— START Data extract —

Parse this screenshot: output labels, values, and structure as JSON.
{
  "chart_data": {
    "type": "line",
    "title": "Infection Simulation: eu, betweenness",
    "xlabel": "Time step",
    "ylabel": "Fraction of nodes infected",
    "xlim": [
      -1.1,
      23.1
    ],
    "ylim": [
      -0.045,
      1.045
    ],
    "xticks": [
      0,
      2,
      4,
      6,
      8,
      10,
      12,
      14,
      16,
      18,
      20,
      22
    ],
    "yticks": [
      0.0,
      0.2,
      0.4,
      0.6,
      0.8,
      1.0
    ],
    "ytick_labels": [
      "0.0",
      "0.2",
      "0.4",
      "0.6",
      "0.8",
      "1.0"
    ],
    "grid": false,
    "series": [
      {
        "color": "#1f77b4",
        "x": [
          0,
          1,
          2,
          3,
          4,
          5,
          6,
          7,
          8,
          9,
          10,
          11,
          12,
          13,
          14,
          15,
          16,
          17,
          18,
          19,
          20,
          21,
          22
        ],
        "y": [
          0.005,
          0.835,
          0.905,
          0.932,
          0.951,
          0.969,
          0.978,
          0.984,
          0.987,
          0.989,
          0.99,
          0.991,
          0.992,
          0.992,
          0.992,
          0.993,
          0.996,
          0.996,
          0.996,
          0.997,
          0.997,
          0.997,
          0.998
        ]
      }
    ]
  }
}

— END Data extract —
— START Data extract —

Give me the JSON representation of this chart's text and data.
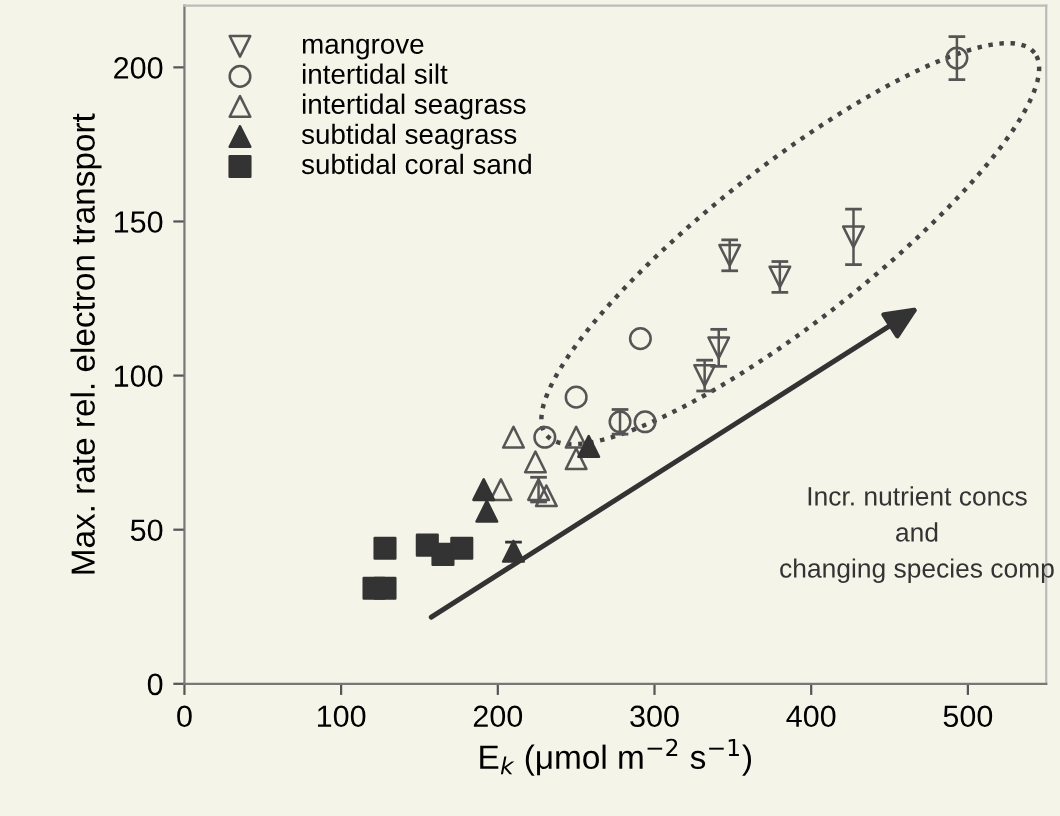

— END Data extract —
— START Data extract —

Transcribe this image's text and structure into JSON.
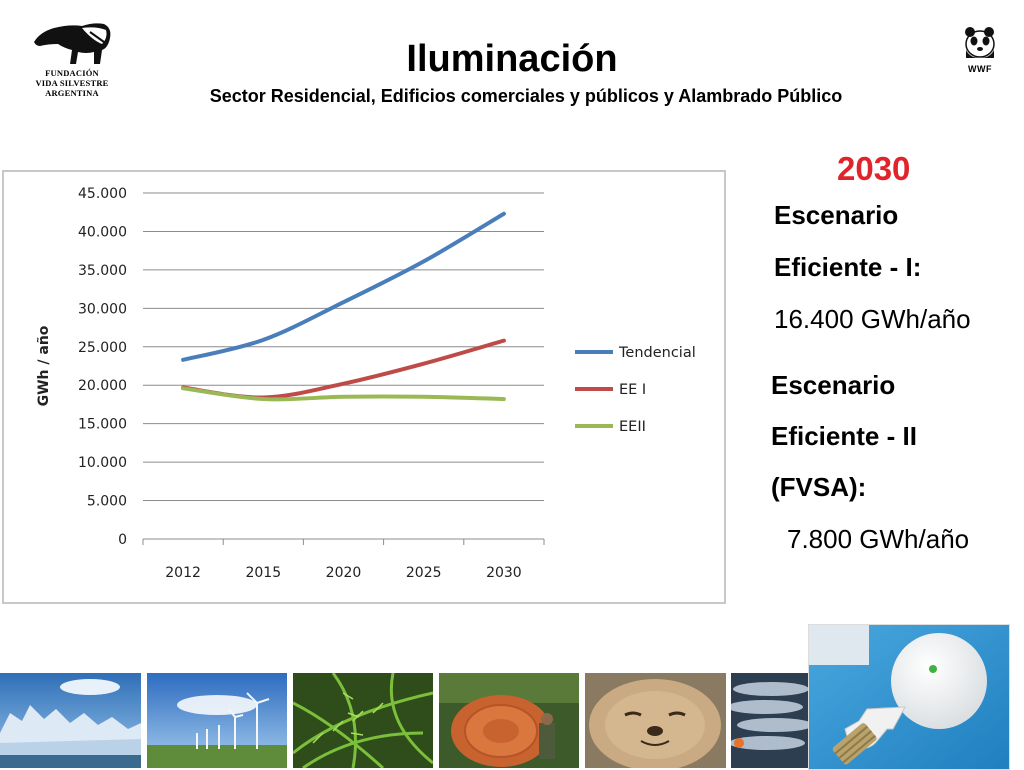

— END Data extract —

Problem:
Choose all lines containing the string "text" and copy them out.

Completed task:
Give me the JSON representation of this chart's text and data.
Transcribe this image's text and structure into JSON.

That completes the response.